> [Consigne] Reprenez l'extrait depuis les mots « Monde Économique : On » jusqu'à « selon vous ? » inclus, en remplaçant « résilientes » par « solides ».

> [Extrait du texte]
Monde Économique : Pourquoi considérez-vous essentiel de se faire accompagner par un expert extérieur à la famille dans l’établissement d’un cahier des charges ?
Dr. Françoise Wilhelmi de Toledo : Il y a une certaine vision de tunnel dans toute entreprise et spécialement dans les structures familiales. De plus, parfois des frustrations concernant par exemple les répartitions faite plusieurs décennies auparavant produisent des schémas comportementaux d’évitement, de déni ou même des conflits. La nouvelle génération doit pouvoir comprendre tous ces mécanismes et les mettre à plat afin de pouvoir s’engager pleinement et se sentir libre de ses actions. Cela demande impérativement un coach extérieur avec des qualités de médiation et de psychologie pour structurer le processus de transmission. Depuis quelques décennies, les universités comprennent l’importance des entreprises familiales représentant dans les économies suisses ou allemandes plus de 80 % de l’entrepreneuriat !
Monde Économique : Quid de ce qu’on appelle « les pièces rapportées » que sont les conjoints et épouses rejoignant la famille ? Cela peut rebattre les cartes….
Dr. Françoise Wilhelmi de Toledo : La question des conjointes et conjoints, quel que soit leur relation maritale ou autre, est probablement le défi central des entreprises familiales, trop souvent patriarcalement structurées. Autrefois, c’étaient généralement les femmes qui épousaient un membre d’une entreprise familiale et suivait leurs maris. Elles n’avaient pas de statut officiel même si elles travaillaient à soutenir leur mari. Aujourd’hui, les femmes ont des formations égales à celles des hommes, parfois supérieures. Donc lorsqu’elles sont en couple avec un membre d’une entreprise familiale actif, elles ont soit l’option de s’investir dans l’entreprise ou de trouver un poste ailleurs. Actuellement la situation se présente de la même façon pour les partenaires masculins. L’entreprise familiale doit s’adapter à l’égalité homme-femme pour pouvoir continuer à exister.
Monde Économique : On a coutume de dire que les entreprises familiales s’avèrent plus résilientes face aux crises traversant chaque époque. Pourquoi selon vous ?

> [Liste des lignes]
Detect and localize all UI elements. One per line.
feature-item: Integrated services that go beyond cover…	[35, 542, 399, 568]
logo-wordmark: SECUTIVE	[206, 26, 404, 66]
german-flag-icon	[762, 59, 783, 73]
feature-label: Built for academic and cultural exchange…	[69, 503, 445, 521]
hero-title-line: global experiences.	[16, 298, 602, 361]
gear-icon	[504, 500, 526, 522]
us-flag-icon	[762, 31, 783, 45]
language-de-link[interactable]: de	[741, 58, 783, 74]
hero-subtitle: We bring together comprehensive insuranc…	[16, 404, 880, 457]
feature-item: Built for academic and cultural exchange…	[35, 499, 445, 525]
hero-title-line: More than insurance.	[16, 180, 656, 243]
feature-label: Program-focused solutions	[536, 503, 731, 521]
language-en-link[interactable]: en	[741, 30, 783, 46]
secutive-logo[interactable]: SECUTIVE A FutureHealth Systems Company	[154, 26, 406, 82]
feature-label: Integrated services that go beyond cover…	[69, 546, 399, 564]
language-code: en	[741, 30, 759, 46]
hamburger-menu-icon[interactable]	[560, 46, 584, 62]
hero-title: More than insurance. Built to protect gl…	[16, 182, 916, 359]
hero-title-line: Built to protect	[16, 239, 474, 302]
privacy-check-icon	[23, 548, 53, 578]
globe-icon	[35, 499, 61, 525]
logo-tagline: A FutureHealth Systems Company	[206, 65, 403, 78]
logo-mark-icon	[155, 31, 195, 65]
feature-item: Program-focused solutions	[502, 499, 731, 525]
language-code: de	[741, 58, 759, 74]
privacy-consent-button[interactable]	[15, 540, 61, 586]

> [Réponse]
Monde Économique : On a coutume de dire que les entreprises familiales s’avèrent plus solides face aux crises traversant chaque époque. Pourquoi selon vous ?